**Source extract**.
━━━━━━━━━━

Redesigning the British Welfare State with Hilary Cottam

British social entrepreneur Hilary Cottam is working to innovate and update the Welfare State.

Hilary Cottam is motivated by a desire to really understand how people live and how you can be an impactful change maker. Her career began in Africa and Latin America, but more recently Cottam has been focussed on how to redesign the British Welfare State, which has been largely the same since the 1950s.  

Published in 1942, Sir William Beverage’s document outlining the responsibilities of the Welfare State remains one of the most powerful vehicles for social change. But the world of today is quite a different one. The problem areas are the same: poverty, health care, jobs and education, but the tools with which to address these problems have dramatically changed. 

“How can we harness new innovations?” asks Cottam. 

Cottam uses design as a way of thinking in her approach to the rethinking social policy because design has the ability to help you see things from a different perspective.  

“Design isn’t about making the best of the old, design is about starting something new,” says Cottam.

She shares stories from two significant projects. Circle is a social network for communities that allows and encourages interaction and exchange. New social relationships are built around required practical ones, with remarkable results. In communities who use circle visits to the doctors dropped by 70 per cent, because many of these visits – especially amongst elderly patients – came out of a need for human contact and a bit of a chat.

━━━━━━━━━━

**Given data**.

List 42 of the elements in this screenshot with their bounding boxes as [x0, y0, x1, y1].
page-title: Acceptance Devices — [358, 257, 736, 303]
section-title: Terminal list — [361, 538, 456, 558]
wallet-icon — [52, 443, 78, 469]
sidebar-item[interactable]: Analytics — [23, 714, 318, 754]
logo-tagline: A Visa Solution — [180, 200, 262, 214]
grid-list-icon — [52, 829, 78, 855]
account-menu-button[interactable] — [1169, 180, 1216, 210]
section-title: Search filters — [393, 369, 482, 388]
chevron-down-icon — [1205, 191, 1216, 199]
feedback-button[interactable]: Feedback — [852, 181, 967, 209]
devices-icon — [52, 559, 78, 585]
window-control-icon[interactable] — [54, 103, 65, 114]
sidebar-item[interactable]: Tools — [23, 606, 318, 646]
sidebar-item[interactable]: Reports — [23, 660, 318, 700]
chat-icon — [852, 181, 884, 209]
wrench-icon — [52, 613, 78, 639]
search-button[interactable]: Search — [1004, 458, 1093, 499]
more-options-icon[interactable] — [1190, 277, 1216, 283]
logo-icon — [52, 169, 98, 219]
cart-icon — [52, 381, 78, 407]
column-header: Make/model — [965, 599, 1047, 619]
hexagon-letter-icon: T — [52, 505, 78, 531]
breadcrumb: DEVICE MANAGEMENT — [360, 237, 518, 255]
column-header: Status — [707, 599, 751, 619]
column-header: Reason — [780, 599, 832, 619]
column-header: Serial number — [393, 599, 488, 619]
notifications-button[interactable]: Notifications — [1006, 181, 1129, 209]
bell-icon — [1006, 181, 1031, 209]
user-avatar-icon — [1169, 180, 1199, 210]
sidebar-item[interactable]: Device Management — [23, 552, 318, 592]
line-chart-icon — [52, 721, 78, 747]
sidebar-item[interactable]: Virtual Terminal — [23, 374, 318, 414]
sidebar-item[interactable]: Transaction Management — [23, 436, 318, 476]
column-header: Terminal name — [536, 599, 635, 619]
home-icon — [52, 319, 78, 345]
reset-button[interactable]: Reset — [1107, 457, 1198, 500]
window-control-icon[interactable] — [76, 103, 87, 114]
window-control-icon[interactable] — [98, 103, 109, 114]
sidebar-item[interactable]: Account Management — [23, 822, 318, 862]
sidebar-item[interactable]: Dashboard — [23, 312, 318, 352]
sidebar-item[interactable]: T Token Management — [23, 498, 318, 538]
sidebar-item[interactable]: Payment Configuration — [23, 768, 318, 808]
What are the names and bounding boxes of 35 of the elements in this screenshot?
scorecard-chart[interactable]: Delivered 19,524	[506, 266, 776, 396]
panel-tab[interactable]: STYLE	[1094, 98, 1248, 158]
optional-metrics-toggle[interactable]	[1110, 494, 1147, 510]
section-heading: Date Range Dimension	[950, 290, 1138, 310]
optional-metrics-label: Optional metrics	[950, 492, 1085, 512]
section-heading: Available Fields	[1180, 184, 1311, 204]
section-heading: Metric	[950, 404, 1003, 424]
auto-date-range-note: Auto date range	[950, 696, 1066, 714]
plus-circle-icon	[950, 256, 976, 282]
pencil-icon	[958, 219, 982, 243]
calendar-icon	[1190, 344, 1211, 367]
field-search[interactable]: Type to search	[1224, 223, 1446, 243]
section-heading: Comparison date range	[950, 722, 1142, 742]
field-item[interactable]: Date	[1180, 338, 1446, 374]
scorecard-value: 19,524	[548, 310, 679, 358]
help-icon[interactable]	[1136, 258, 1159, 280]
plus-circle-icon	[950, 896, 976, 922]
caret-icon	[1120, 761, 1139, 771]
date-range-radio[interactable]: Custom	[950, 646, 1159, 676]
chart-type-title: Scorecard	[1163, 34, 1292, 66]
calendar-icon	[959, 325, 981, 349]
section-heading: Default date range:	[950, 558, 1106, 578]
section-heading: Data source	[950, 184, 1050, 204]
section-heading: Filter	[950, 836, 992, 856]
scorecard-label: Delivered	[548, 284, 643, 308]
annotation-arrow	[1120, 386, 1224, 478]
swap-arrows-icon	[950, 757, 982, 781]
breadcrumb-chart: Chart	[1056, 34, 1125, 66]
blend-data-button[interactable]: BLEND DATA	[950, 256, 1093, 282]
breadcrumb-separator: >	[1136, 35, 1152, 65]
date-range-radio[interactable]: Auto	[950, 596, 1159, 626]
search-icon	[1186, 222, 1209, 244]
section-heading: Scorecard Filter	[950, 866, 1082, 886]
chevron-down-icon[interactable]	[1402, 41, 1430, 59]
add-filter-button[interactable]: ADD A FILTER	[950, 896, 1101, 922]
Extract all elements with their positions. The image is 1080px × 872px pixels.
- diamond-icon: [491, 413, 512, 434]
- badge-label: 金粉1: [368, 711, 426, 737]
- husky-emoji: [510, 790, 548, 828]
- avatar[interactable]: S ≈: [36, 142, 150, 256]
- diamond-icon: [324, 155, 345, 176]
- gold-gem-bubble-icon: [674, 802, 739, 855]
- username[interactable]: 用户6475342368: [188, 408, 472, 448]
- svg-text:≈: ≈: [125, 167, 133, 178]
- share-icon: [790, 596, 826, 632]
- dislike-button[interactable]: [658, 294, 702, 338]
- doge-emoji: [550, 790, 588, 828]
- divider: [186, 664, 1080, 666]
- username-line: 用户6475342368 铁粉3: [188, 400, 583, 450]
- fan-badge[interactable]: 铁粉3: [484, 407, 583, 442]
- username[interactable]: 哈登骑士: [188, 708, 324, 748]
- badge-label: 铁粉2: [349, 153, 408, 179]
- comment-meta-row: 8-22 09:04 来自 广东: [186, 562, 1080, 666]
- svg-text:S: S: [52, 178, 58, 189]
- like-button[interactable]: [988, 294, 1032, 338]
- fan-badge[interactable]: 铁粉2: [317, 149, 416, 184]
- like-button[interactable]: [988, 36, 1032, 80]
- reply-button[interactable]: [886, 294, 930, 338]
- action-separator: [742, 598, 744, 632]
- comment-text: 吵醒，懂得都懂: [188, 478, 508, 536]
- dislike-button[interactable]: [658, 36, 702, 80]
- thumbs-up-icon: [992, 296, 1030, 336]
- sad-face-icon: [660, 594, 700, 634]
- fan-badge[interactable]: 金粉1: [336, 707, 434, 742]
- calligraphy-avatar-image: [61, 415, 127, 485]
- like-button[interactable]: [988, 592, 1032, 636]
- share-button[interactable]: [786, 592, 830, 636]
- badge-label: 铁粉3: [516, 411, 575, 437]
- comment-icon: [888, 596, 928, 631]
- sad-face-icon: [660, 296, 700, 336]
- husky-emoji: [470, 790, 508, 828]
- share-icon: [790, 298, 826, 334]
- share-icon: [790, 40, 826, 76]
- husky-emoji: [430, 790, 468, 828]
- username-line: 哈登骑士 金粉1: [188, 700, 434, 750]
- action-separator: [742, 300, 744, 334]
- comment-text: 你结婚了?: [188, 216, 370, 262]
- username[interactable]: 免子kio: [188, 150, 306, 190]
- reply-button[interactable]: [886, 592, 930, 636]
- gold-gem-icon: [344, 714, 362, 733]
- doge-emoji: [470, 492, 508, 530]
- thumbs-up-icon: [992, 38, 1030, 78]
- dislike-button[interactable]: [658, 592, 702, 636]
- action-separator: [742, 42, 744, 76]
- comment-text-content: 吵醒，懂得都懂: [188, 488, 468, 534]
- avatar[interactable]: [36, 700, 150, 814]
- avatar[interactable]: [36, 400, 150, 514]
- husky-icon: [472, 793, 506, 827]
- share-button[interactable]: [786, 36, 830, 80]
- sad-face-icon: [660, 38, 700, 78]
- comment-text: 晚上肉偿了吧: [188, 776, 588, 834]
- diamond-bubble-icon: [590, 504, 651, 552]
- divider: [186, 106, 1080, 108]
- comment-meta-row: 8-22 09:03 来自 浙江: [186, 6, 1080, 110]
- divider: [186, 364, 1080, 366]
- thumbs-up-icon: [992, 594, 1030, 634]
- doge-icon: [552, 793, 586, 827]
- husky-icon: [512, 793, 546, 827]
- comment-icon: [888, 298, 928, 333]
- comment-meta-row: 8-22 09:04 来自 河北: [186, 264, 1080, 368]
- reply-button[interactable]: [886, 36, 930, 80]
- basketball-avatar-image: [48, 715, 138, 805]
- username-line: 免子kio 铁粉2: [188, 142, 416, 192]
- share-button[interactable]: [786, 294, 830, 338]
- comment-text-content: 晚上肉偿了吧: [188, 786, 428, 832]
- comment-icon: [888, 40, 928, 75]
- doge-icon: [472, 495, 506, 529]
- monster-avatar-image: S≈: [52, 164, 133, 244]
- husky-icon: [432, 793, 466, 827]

━━━━━━━━━━

**Task instructions**.
In the article on Hilary Cottam, by how much did doctor visits drop in communities that use Circle?

**Answer section**.
They dropped by 70 percent.